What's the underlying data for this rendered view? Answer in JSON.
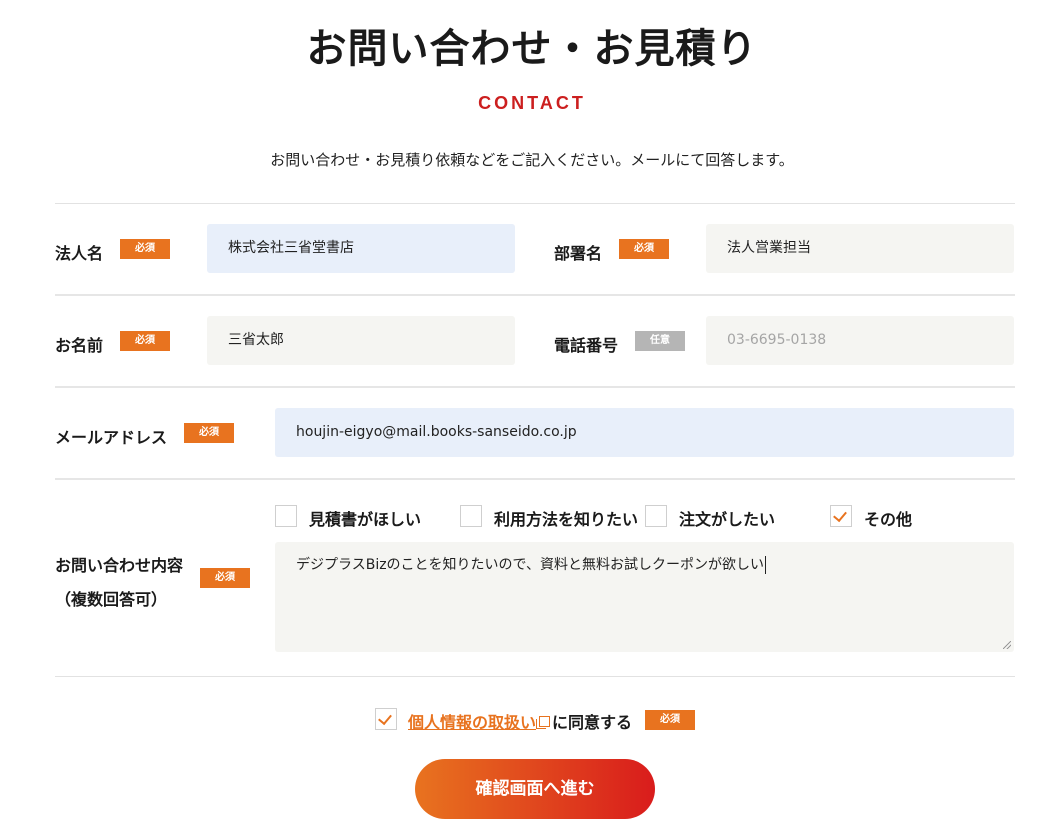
{
  "header": {
    "title": "お問い合わせ・お見積り",
    "subtitle": "CONTACT",
    "intro": "お問い合わせ・お見積り依頼などをご記入ください。メールにて回答します。"
  },
  "badges": {
    "required": "必須",
    "optional": "任意"
  },
  "fields": {
    "company": {
      "label": "法人名",
      "value": "株式会社三省堂書店"
    },
    "department": {
      "label": "部署名",
      "value": "法人営業担当"
    },
    "name": {
      "label": "お名前",
      "value": "三省太郎"
    },
    "phone": {
      "label": "電話番号",
      "placeholder": "03-6695-0138"
    },
    "email": {
      "label": "メールアドレス",
      "value": "houjin-eigyo@mail.books-sanseido.co.jp"
    },
    "inquiry": {
      "label_line1": "お問い合わせ内容",
      "label_line2": "（複数回答可）",
      "options": [
        {
          "label": "見積書がほしい",
          "checked": false
        },
        {
          "label": "利用方法を知りたい",
          "checked": false
        },
        {
          "label": "注文がしたい",
          "checked": false
        },
        {
          "label": "その他",
          "checked": true
        }
      ],
      "message": "デジプラスBizのことを知りたいので、資料と無料お試しクーポンが欲しい"
    }
  },
  "consent": {
    "checked": true,
    "link_text": "個人情報の取扱い",
    "suffix": "に同意する"
  },
  "submit_label": "確認画面へ進む",
  "colors": {
    "accent": "#e8731f",
    "brand_red": "#cc1f1f",
    "field_bg": "#f5f5f2",
    "field_active_bg": "#e8effa"
  }
}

--- What is needed ---
Return every line of the records exactly as given, pictures excluded.

--- Output for this task ---
What's the underlying data for this rendered view? Answer in JSON.
{
  "header": {
    "title": "お問い合わせ・お見積り",
    "subtitle": "CONTACT",
    "intro": "お問い合わせ・お見積り依頼などをご記入ください。メールにて回答します。"
  },
  "badges": {
    "required": "必須",
    "optional": "任意"
  },
  "fields": {
    "company": {
      "label": "法人名",
      "value": "株式会社三省堂書店"
    },
    "department": {
      "label": "部署名",
      "value": "法人営業担当"
    },
    "name": {
      "label": "お名前",
      "value": "三省太郎"
    },
    "phone": {
      "label": "電話番号",
      "placeholder": "03-6695-0138"
    },
    "email": {
      "label": "メールアドレス",
      "value": "houjin-eigyo@mail.books-sanseido.co.jp"
    },
    "inquiry": {
      "label_line1": "お問い合わせ内容",
      "label_line2": "（複数回答可）",
      "options": [
        {
          "label": "見積書がほしい",
          "checked": false
        },
        {
          "label": "利用方法を知りたい",
          "checked": false
        },
        {
          "label": "注文がしたい",
          "checked": false
        },
        {
          "label": "その他",
          "checked": true
        }
      ],
      "message": "デジプラスBizのことを知りたいので、資料と無料お試しクーポンが欲しい"
    }
  },
  "consent": {
    "checked": true,
    "link_text": "個人情報の取扱い",
    "suffix": "に同意する"
  },
  "submit_label": "確認画面へ進む",
  "colors": {
    "accent": "#e8731f",
    "brand_red": "#cc1f1f",
    "field_bg": "#f5f5f2",
    "field_active_bg": "#e8effa"
  }
}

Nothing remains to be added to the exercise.